• **EXERCISE AIM**
Write out the records again, exactly, leaving none out.

Extracted records
>>>
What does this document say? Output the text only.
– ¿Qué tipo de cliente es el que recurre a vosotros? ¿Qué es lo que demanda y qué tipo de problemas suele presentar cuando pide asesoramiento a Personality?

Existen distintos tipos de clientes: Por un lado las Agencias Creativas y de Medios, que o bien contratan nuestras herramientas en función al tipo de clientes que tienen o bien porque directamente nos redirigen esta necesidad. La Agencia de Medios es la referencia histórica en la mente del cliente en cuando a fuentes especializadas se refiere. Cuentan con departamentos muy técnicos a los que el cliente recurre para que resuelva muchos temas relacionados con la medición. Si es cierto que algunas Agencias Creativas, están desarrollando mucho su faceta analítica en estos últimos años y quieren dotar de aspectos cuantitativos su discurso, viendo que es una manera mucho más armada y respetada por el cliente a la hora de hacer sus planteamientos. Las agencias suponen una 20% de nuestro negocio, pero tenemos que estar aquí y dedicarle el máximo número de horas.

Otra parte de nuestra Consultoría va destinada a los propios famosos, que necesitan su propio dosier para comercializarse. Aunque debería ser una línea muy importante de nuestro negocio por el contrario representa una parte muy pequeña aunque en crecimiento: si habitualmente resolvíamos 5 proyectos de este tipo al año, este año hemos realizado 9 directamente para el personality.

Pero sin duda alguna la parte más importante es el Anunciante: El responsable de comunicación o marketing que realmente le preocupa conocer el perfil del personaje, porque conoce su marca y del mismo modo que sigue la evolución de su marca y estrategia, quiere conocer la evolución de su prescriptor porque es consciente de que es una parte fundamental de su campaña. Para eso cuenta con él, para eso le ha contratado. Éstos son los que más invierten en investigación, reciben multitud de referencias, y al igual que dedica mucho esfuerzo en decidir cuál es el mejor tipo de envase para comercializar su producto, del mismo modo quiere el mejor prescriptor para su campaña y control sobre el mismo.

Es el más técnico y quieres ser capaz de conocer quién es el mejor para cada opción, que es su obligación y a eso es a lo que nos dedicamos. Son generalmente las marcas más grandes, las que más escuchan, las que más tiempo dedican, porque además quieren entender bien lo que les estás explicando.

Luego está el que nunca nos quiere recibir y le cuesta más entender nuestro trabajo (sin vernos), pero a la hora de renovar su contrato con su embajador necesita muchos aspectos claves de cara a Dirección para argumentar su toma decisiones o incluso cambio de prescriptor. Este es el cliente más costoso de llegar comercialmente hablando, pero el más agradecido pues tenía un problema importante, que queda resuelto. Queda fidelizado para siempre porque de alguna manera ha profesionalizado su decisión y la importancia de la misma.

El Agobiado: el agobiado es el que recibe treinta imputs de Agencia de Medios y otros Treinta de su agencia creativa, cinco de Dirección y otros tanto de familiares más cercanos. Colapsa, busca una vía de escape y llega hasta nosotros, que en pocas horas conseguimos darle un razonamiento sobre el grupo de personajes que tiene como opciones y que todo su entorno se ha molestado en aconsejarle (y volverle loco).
<<<
• **ANSWER BELOW**
What does this document say? Output the text only.
– ¿Qué tipo de cliente es el que recurre a vosotros? ¿Qué es lo que demanda y qué tipo de problemas suele presentar cuando pide asesoramiento a Personality?

Existen distintos tipos de clientes: Por un lado las Agencias Creativas y de Medios, que o bien contratan nuestras herramientas en función al tipo de clientes que tienen o bien porque directamente nos redirigen esta necesidad. La Agencia de Medios es la referencia histórica en la mente del cliente en cuando a fuentes especializadas se refiere. Cuentan con departamentos muy técnicos a los que el cliente recurre para que resuelva muchos temas relacionados con la medición. Si es cierto que algunas Agencias Creativas, están desarrollando mucho su faceta analítica en estos últimos años y quieren dotar de aspectos cuantitativos su discurso, viendo que es una manera mucho más armada y respetada por el cliente a la hora de hacer sus planteamientos. Las agencias suponen una 20% de nuestro negocio, pero tenemos que estar aquí y dedicarle el máximo número de horas.

Otra parte de nuestra Consultoría va destinada a los propios famosos, que necesitan su propio dosier para comercializarse. Aunque debería ser una línea muy importante de nuestro negocio por el contrario representa una parte muy pequeña aunque en crecimiento: si habitualmente resolvíamos 5 proyectos de este tipo al año, este año hemos realizado 9 directamente para el personality.

Pero sin duda alguna la parte más importante es el Anunciante: El responsable de comunicación o marketing que realmente le preocupa conocer el perfil del personaje, porque conoce su marca y del mismo modo que sigue la evolución de su marca y estrategia, quiere conocer la evolución de su prescriptor porque es consciente de que es una parte fundamental de su campaña. Para eso cuenta con él, para eso le ha contratado. Éstos son los que más invierten en investigación, reciben multitud de referencias, y al igual que dedica mucho esfuerzo en decidir cuál es el mejor tipo de envase para comercializar su producto, del mismo modo quiere el mejor prescriptor para su campaña y control sobre el mismo.

Es el más técnico y quieres ser capaz de conocer quién es el mejor para cada opción, que es su obligación y a eso es a lo que nos dedicamos. Son generalmente las marcas más grandes, las que más escuchan, las que más tiempo dedican, porque además quieren entender bien lo que les estás explicando.

Luego está el que nunca nos quiere recibir y le cuesta más entender nuestro trabajo (sin vernos), pero a la hora de renovar su contrato con su embajador necesita muchos aspectos claves de cara a Dirección para argumentar su toma decisiones o incluso cambio de prescriptor. Este es el cliente más costoso de llegar comercialmente hablando, pero el más agradecido pues tenía un problema importante, que queda resuelto. Queda fidelizado para siempre porque de alguna manera ha profesionalizado su decisión y la importancia de la misma.

El Agobiado: el agobiado es el que recibe treinta imputs de Agencia de Medios y otros Treinta de su agencia creativa, cinco de Dirección y otros tanto de familiares más cercanos. Colapsa, busca una vía de escape y llega hasta nosotros, que en pocas horas conseguimos darle un razonamiento sobre el grupo de personajes que tiene como opciones y que todo su entorno se ha molestado en aconsejarle (y volverle loco).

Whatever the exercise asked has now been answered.